▸ **INSTRUCTIONS TO FOLLOW**:
Retype the records below exactly as they appear.
%%
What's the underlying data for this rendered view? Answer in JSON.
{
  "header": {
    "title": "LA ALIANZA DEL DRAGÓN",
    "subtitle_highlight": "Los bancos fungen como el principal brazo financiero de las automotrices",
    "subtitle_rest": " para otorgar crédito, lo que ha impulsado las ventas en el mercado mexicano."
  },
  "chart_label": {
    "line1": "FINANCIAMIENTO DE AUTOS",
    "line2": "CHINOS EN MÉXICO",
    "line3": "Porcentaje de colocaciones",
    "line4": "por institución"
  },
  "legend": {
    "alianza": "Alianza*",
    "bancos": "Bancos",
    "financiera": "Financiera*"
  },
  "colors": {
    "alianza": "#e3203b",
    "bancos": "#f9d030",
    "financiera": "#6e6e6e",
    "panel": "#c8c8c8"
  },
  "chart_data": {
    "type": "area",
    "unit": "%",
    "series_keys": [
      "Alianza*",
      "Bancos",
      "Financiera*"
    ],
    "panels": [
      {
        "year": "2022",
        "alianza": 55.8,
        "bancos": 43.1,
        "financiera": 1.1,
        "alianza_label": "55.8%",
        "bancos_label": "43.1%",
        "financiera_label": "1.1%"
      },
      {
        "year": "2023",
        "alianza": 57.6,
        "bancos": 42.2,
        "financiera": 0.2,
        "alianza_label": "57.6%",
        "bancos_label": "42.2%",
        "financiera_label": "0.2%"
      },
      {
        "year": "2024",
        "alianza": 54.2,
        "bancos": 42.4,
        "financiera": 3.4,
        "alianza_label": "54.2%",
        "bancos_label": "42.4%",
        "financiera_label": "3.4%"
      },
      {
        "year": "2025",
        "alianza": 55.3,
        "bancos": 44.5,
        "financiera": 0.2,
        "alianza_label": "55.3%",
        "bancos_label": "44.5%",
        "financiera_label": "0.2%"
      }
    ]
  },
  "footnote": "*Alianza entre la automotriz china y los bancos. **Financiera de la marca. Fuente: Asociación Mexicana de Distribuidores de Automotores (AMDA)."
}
%%
▸ **RESULT FOR THIS EXERCISE**:
What's the underlying data for this rendered view? Answer in JSON.
{
  "header": {
    "title": "LA ALIANZA DEL DRAGÓN",
    "subtitle_highlight": "Los bancos fungen como el principal brazo financiero de las automotrices",
    "subtitle_rest": " para otorgar crédito, lo que ha impulsado las ventas en el mercado mexicano."
  },
  "chart_label": {
    "line1": "FINANCIAMIENTO DE AUTOS",
    "line2": "CHINOS EN MÉXICO",
    "line3": "Porcentaje de colocaciones",
    "line4": "por institución"
  },
  "legend": {
    "alianza": "Alianza*",
    "bancos": "Bancos",
    "financiera": "Financiera*"
  },
  "colors": {
    "alianza": "#e3203b",
    "bancos": "#f9d030",
    "financiera": "#6e6e6e",
    "panel": "#c8c8c8"
  },
  "chart_data": {
    "type": "area",
    "unit": "%",
    "series_keys": [
      "Alianza*",
      "Bancos",
      "Financiera*"
    ],
    "panels": [
      {
        "year": "2022",
        "alianza": 55.8,
        "bancos": 43.1,
        "financiera": 1.1,
        "alianza_label": "55.8%",
        "bancos_label": "43.1%",
        "financiera_label": "1.1%"
      },
      {
        "year": "2023",
        "alianza": 57.6,
        "bancos": 42.2,
        "financiera": 0.2,
        "alianza_label": "57.6%",
        "bancos_label": "42.2%",
        "financiera_label": "0.2%"
      },
      {
        "year": "2024",
        "alianza": 54.2,
        "bancos": 42.4,
        "financiera": 3.4,
        "alianza_label": "54.2%",
        "bancos_label": "42.4%",
        "financiera_label": "3.4%"
      },
      {
        "year": "2025",
        "alianza": 55.3,
        "bancos": 44.5,
        "financiera": 0.2,
        "alianza_label": "55.3%",
        "bancos_label": "44.5%",
        "financiera_label": "0.2%"
      }
    ]
  },
  "footnote": "*Alianza entre la automotriz china y los bancos. **Financiera de la marca. Fuente: Asociación Mexicana de Distribuidores de Automotores (AMDA)."
}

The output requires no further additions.